• Aim of the exercise: The records below must be output exactly, without pictures.

#### Material supplied

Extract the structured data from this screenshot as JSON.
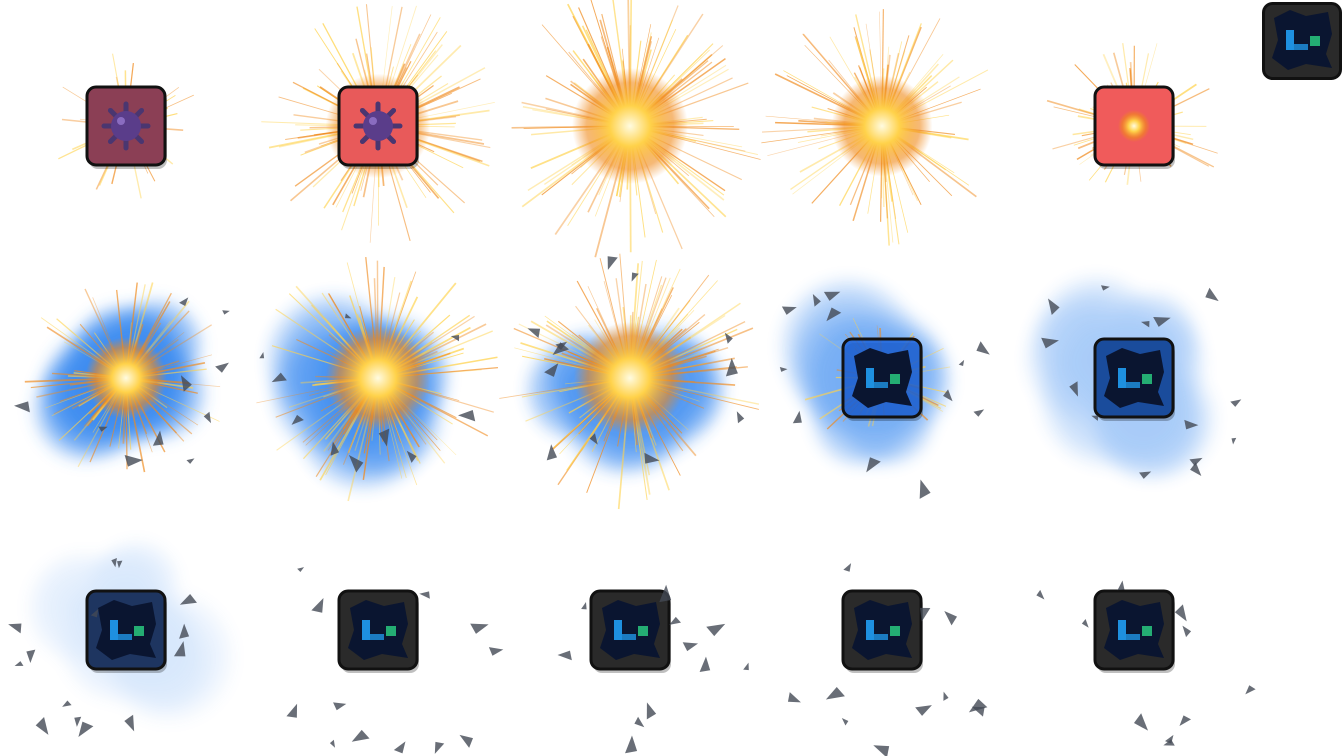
{
  "sprite_sheet": {
    "grid": {
      "rows": 3,
      "columns": 5
    },
    "frames": [
      {
        "index": 0,
        "tile": "mine",
        "tile_color": "#8b3f55",
        "fire": 0.15,
        "smoke": 0.0,
        "debris": 0
      },
      {
        "index": 1,
        "tile": "mine",
        "tile_color": "#e85a5a",
        "fire": 0.85,
        "smoke": 0.0,
        "debris": 0
      },
      {
        "index": 2,
        "tile": "none",
        "tile_color": "#e85a5a",
        "fire": 1.0,
        "smoke": 0.0,
        "debris": 0
      },
      {
        "index": 3,
        "tile": "none",
        "tile_color": "#e85a5a",
        "fire": 0.8,
        "smoke": 0.0,
        "debris": 0
      },
      {
        "index": 4,
        "tile": "flash",
        "tile_color": "#f05b5b",
        "fire": 0.35,
        "smoke": 0.0,
        "debris": 0
      },
      {
        "index": 5,
        "tile": "none",
        "tile_color": "#1d6fe0",
        "fire": 0.55,
        "smoke": 1.0,
        "debris": 10
      },
      {
        "index": 6,
        "tile": "none",
        "tile_color": "#1d6fe0",
        "fire": 0.85,
        "smoke": 0.95,
        "debris": 10
      },
      {
        "index": 7,
        "tile": "none",
        "tile_color": "#1d6fe0",
        "fire": 0.95,
        "smoke": 0.9,
        "debris": 12
      },
      {
        "index": 8,
        "tile": "blue",
        "tile_color": "#1e64d8",
        "fire": 0.2,
        "smoke": 0.7,
        "debris": 12
      },
      {
        "index": 9,
        "tile": "crater",
        "tile_color": "#1a4c9c",
        "fire": 0.0,
        "smoke": 0.45,
        "debris": 14
      },
      {
        "index": 10,
        "tile": "crater",
        "tile_color": "#1e3560",
        "fire": 0.0,
        "smoke": 0.2,
        "debris": 14
      },
      {
        "index": 11,
        "tile": "crater",
        "tile_color": "#2a2a2a",
        "fire": 0.0,
        "smoke": 0.0,
        "debris": 14
      },
      {
        "index": 12,
        "tile": "crater",
        "tile_color": "#2a2a2a",
        "fire": 0.0,
        "smoke": 0.0,
        "debris": 12
      },
      {
        "index": 13,
        "tile": "crater",
        "tile_color": "#2a2a2a",
        "fire": 0.0,
        "smoke": 0.0,
        "debris": 12
      },
      {
        "index": 14,
        "tile": "crater",
        "tile_color": "#2a2a2a",
        "fire": 0.0,
        "smoke": 0.0,
        "debris": 10
      }
    ],
    "preview_tile": {
      "tile": "crater",
      "tile_color": "#2a2a2a"
    },
    "colors": {
      "fire_core": "#fffbe0",
      "fire_mid": "#ffd24a",
      "fire_outer": "#f08a1c",
      "smoke": "#3d8cf0",
      "tile_border": "#111111",
      "crater_glow": "#22a6ff",
      "debris": "#444a55"
    }
  }
}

########

• Written reply:
Extract the structured data from this screenshot as JSON.
{
  "sprite_sheet": {
    "grid": {
      "rows": 3,
      "columns": 5
    },
    "frames": [
      {
        "index": 0,
        "tile": "mine",
        "tile_color": "#8b3f55",
        "fire": 0.15,
        "smoke": 0.0,
        "debris": 0
      },
      {
        "index": 1,
        "tile": "mine",
        "tile_color": "#e85a5a",
        "fire": 0.85,
        "smoke": 0.0,
        "debris": 0
      },
      {
        "index": 2,
        "tile": "none",
        "tile_color": "#e85a5a",
        "fire": 1.0,
        "smoke": 0.0,
        "debris": 0
      },
      {
        "index": 3,
        "tile": "none",
        "tile_color": "#e85a5a",
        "fire": 0.8,
        "smoke": 0.0,
        "debris": 0
      },
      {
        "index": 4,
        "tile": "flash",
        "tile_color": "#f05b5b",
        "fire": 0.35,
        "smoke": 0.0,
        "debris": 0
      },
      {
        "index": 5,
        "tile": "none",
        "tile_color": "#1d6fe0",
        "fire": 0.55,
        "smoke": 1.0,
        "debris": 10
      },
      {
        "index": 6,
        "tile": "none",
        "tile_color": "#1d6fe0",
        "fire": 0.85,
        "smoke": 0.95,
        "debris": 10
      },
      {
        "index": 7,
        "tile": "none",
        "tile_color": "#1d6fe0",
        "fire": 0.95,
        "smoke": 0.9,
        "debris": 12
      },
      {
        "index": 8,
        "tile": "blue",
        "tile_color": "#1e64d8",
        "fire": 0.2,
        "smoke": 0.7,
        "debris": 12
      },
      {
        "index": 9,
        "tile": "crater",
        "tile_color": "#1a4c9c",
        "fire": 0.0,
        "smoke": 0.45,
        "debris": 14
      },
      {
        "index": 10,
        "tile": "crater",
        "tile_color": "#1e3560",
        "fire": 0.0,
        "smoke": 0.2,
        "debris": 14
      },
      {
        "index": 11,
        "tile": "crater",
        "tile_color": "#2a2a2a",
        "fire": 0.0,
        "smoke": 0.0,
        "debris": 14
      },
      {
        "index": 12,
        "tile": "crater",
        "tile_color": "#2a2a2a",
        "fire": 0.0,
        "smoke": 0.0,
        "debris": 12
      },
      {
        "index": 13,
        "tile": "crater",
        "tile_color": "#2a2a2a",
        "fire": 0.0,
        "smoke": 0.0,
        "debris": 12
      },
      {
        "index": 14,
        "tile": "crater",
        "tile_color": "#2a2a2a",
        "fire": 0.0,
        "smoke": 0.0,
        "debris": 10
      }
    ],
    "preview_tile": {
      "tile": "crater",
      "tile_color": "#2a2a2a"
    },
    "colors": {
      "fire_core": "#fffbe0",
      "fire_mid": "#ffd24a",
      "fire_outer": "#f08a1c",
      "smoke": "#3d8cf0",
      "tile_border": "#111111",
      "crater_glow": "#22a6ff",
      "debris": "#444a55"
    }
  }
}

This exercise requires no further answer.